* 抜粋 *

++++++++

2018年に公開された「ブラックパンサー」でマーベリック映画史上初となる黒人のスーパーヒーローを演じたチャドウィック・ボーズマンさんが先月28日、大腸がんのため43歳の若さで亡くなったニュースは世界中の映画関係者はもとよりアメリカ社会にも大きな衝撃を与えています。

世界的大ヒットで社会現象にもなった「ブラックパンサー」はアメコミ映画史上初めてアカデミー賞作品賞にノミネートされ、主人公のブラックパンサーことワカンダ王国のティ・チャラ役を演じたボーズマンさんは一躍大スターとなりました。その後も「アベンジャーズ」シリーズに出演し、6月にはスパイク・リー監督の新作「ザ・ファイブ・ブラッズ」がネットフリックスで配信されたばかりで俳優としてまだこれからだと誰もが思っていた矢先の急死で、4年前に大腸がんのステージ3と診断されて人知れず闘病生活を送りながら俳優を続けていたことが初めて明かされたのです。

++++++++

* 作業内容 *
1 – 抜粋のうち「2018年に公開された「ブラ」を含む箇所から「とが初めて明かされたのです。」までを、「ボーズマンさん」を「ボーズマン氏」に置き換えて書き直しなさい。
2 – 次の(a)～(c)が抜粋の内容と一致するかどうかを答え、判断の根拠となる抜粋の語句をそのまま引用しなさい。(a) ボーズマンさんは43歳で亡くなった。(b) 「ブラックパンサー」はアカデミー賞作品賞を受賞した。(c) ボーズマンさんは5年前に大腸がんと診断された。

* データ *
++++++++

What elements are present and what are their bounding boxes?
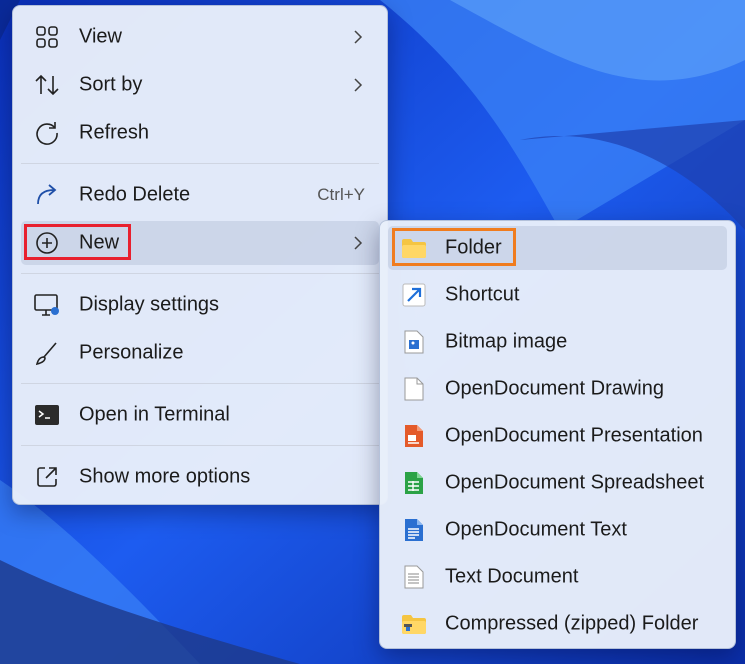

++++++++

* 解答一覧 *
1 –
2018年に公開された「ブラックパンサー」でマーベリック映画史上初となる黒人のスーパーヒーローを演じたチャドウィック・ボーズマン氏が先月28日、大腸がんのため43歳の若さで亡くなったニュースは世界中の映画関係者はもとよりアメリカ社会にも大きな衝撃を与えています。

世界的大ヒットで社会現象にもなった「ブラックパンサー」はアメコミ映画史上初めてアカデミー賞作品賞にノミネートされ、主人公のブラックパンサーことワカンダ王国のティ・チャラ役を演じたボーズマン氏は一躍大スターとなりました。その後も「アベンジャーズ」シリーズに出演し、6月にはスパイク・リー監督の新作「ザ・ファイブ・ブラッズ」がネットフリックスで配信されたばかりで俳優としてまだこれからだと誰もが思っていた矢先の急死で、4年前に大腸がんのステージ3と診断されて人知れず闘病生活を送りながら俳優を続けていたことが初めて明かされたのです。

2 –
(a) 一致する。「43歳の若さで亡くなった」
(b) 一致しない。「アカデミー賞作品賞にノミネートされ」
(c) 一致しない。「4年前に大腸がんのステージ3と診断されて」